Listed records:
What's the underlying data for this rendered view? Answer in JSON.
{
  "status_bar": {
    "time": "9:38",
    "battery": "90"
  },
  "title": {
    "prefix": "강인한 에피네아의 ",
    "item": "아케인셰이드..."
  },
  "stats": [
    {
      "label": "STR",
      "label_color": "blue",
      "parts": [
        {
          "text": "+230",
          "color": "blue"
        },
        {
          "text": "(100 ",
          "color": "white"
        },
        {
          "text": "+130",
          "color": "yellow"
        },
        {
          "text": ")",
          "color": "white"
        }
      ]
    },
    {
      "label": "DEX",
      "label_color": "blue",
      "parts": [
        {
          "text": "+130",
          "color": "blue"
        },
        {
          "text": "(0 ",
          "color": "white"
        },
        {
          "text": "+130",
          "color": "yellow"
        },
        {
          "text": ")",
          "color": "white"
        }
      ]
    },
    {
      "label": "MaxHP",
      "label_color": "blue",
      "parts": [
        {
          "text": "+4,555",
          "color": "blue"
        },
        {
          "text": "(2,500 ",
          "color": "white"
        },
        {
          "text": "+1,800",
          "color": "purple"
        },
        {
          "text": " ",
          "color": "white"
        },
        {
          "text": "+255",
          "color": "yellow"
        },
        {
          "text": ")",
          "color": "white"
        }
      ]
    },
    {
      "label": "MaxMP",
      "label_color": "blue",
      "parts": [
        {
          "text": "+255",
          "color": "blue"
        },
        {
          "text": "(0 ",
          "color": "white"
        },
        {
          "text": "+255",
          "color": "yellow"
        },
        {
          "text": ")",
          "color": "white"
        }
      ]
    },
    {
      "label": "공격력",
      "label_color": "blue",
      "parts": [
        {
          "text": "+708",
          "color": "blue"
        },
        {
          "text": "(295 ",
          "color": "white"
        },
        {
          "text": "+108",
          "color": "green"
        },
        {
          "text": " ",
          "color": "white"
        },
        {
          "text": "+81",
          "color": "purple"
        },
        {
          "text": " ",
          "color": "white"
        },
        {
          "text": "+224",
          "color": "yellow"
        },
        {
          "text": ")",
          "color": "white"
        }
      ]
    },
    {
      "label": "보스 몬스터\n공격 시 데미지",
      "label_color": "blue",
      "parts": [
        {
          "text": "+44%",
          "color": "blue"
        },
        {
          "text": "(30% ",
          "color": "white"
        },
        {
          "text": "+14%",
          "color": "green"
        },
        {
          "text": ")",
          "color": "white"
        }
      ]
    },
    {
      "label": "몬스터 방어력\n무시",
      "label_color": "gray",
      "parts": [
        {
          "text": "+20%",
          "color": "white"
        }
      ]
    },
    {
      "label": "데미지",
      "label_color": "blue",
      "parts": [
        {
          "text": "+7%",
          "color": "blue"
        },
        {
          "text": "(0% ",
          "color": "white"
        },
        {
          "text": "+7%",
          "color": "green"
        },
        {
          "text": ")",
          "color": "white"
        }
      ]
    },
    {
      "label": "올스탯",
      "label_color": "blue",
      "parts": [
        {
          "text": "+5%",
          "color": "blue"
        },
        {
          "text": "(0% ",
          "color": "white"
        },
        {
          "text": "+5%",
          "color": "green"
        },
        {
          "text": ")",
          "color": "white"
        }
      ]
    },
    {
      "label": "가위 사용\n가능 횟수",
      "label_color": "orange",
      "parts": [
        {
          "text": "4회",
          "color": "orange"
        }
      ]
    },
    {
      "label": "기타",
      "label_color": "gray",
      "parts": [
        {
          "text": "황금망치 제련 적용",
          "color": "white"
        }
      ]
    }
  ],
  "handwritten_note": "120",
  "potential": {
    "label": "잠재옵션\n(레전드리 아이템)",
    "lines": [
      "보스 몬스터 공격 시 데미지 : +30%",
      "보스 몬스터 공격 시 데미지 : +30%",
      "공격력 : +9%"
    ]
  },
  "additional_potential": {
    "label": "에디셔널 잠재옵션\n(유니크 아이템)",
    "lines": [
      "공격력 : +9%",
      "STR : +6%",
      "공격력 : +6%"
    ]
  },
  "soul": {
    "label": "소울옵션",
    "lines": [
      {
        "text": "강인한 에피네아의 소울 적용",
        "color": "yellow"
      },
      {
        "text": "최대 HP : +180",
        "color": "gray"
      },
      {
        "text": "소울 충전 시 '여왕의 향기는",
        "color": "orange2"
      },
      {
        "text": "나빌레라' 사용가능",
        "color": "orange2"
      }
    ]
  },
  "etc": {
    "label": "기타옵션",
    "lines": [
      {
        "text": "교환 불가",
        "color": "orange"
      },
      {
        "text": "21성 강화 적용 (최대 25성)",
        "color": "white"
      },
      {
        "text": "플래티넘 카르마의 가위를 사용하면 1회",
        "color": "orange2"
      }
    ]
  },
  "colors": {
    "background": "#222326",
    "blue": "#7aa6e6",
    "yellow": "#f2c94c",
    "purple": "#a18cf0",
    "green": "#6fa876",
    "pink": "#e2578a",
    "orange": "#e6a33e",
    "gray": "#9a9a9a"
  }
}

Task instructions: Word for word, quote all of the data above.

The output:
What's the underlying data for this rendered view? Answer in JSON.
{
  "status_bar": {
    "time": "9:38",
    "battery": "90"
  },
  "title": {
    "prefix": "강인한 에피네아의 ",
    "item": "아케인셰이드..."
  },
  "stats": [
    {
      "label": "STR",
      "label_color": "blue",
      "parts": [
        {
          "text": "+230",
          "color": "blue"
        },
        {
          "text": "(100 ",
          "color": "white"
        },
        {
          "text": "+130",
          "color": "yellow"
        },
        {
          "text": ")",
          "color": "white"
        }
      ]
    },
    {
      "label": "DEX",
      "label_color": "blue",
      "parts": [
        {
          "text": "+130",
          "color": "blue"
        },
        {
          "text": "(0 ",
          "color": "white"
        },
        {
          "text": "+130",
          "color": "yellow"
        },
        {
          "text": ")",
          "color": "white"
        }
      ]
    },
    {
      "label": "MaxHP",
      "label_color": "blue",
      "parts": [
        {
          "text": "+4,555",
          "color": "blue"
        },
        {
          "text": "(2,500 ",
          "color": "white"
        },
        {
          "text": "+1,800",
          "color": "purple"
        },
        {
          "text": " ",
          "color": "white"
        },
        {
          "text": "+255",
          "color": "yellow"
        },
        {
          "text": ")",
          "color": "white"
        }
      ]
    },
    {
      "label": "MaxMP",
      "label_color": "blue",
      "parts": [
        {
          "text": "+255",
          "color": "blue"
        },
        {
          "text": "(0 ",
          "color": "white"
        },
        {
          "text": "+255",
          "color": "yellow"
        },
        {
          "text": ")",
          "color": "white"
        }
      ]
    },
    {
      "label": "공격력",
      "label_color": "blue",
      "parts": [
        {
          "text": "+708",
          "color": "blue"
        },
        {
          "text": "(295 ",
          "color": "white"
        },
        {
          "text": "+108",
          "color": "green"
        },
        {
          "text": " ",
          "color": "white"
        },
        {
          "text": "+81",
          "color": "purple"
        },
        {
          "text": " ",
          "color": "white"
        },
        {
          "text": "+224",
          "color": "yellow"
        },
        {
          "text": ")",
          "color": "white"
        }
      ]
    },
    {
      "label": "보스 몬스터\n공격 시 데미지",
      "label_color": "blue",
      "parts": [
        {
          "text": "+44%",
          "color": "blue"
        },
        {
          "text": "(30% ",
          "color": "white"
        },
        {
          "text": "+14%",
          "color": "green"
        },
        {
          "text": ")",
          "color": "white"
        }
      ]
    },
    {
      "label": "몬스터 방어력\n무시",
      "label_color": "gray",
      "parts": [
        {
          "text": "+20%",
          "color": "white"
        }
      ]
    },
    {
      "label": "데미지",
      "label_color": "blue",
      "parts": [
        {
          "text": "+7%",
          "color": "blue"
        },
        {
          "text": "(0% ",
          "color": "white"
        },
        {
          "text": "+7%",
          "color": "green"
        },
        {
          "text": ")",
          "color": "white"
        }
      ]
    },
    {
      "label": "올스탯",
      "label_color": "blue",
      "parts": [
        {
          "text": "+5%",
          "color": "blue"
        },
        {
          "text": "(0% ",
          "color": "white"
        },
        {
          "text": "+5%",
          "color": "green"
        },
        {
          "text": ")",
          "color": "white"
        }
      ]
    },
    {
      "label": "가위 사용\n가능 횟수",
      "label_color": "orange",
      "parts": [
        {
          "text": "4회",
          "color": "orange"
        }
      ]
    },
    {
      "label": "기타",
      "label_color": "gray",
      "parts": [
        {
          "text": "황금망치 제련 적용",
          "color": "white"
        }
      ]
    }
  ],
  "handwritten_note": "120",
  "potential": {
    "label": "잠재옵션\n(레전드리 아이템)",
    "lines": [
      "보스 몬스터 공격 시 데미지 : +30%",
      "보스 몬스터 공격 시 데미지 : +30%",
      "공격력 : +9%"
    ]
  },
  "additional_potential": {
    "label": "에디셔널 잠재옵션\n(유니크 아이템)",
    "lines": [
      "공격력 : +9%",
      "STR : +6%",
      "공격력 : +6%"
    ]
  },
  "soul": {
    "label": "소울옵션",
    "lines": [
      {
        "text": "강인한 에피네아의 소울 적용",
        "color": "yellow"
      },
      {
        "text": "최대 HP : +180",
        "color": "gray"
      },
      {
        "text": "소울 충전 시 '여왕의 향기는",
        "color": "orange2"
      },
      {
        "text": "나빌레라' 사용가능",
        "color": "orange2"
      }
    ]
  },
  "etc": {
    "label": "기타옵션",
    "lines": [
      {
        "text": "교환 불가",
        "color": "orange"
      },
      {
        "text": "21성 강화 적용 (최대 25성)",
        "color": "white"
      },
      {
        "text": "플래티넘 카르마의 가위를 사용하면 1회",
        "color": "orange2"
      }
    ]
  },
  "colors": {
    "background": "#222326",
    "blue": "#7aa6e6",
    "yellow": "#f2c94c",
    "purple": "#a18cf0",
    "green": "#6fa876",
    "pink": "#e2578a",
    "orange": "#e6a33e",
    "gray": "#9a9a9a"
  }
}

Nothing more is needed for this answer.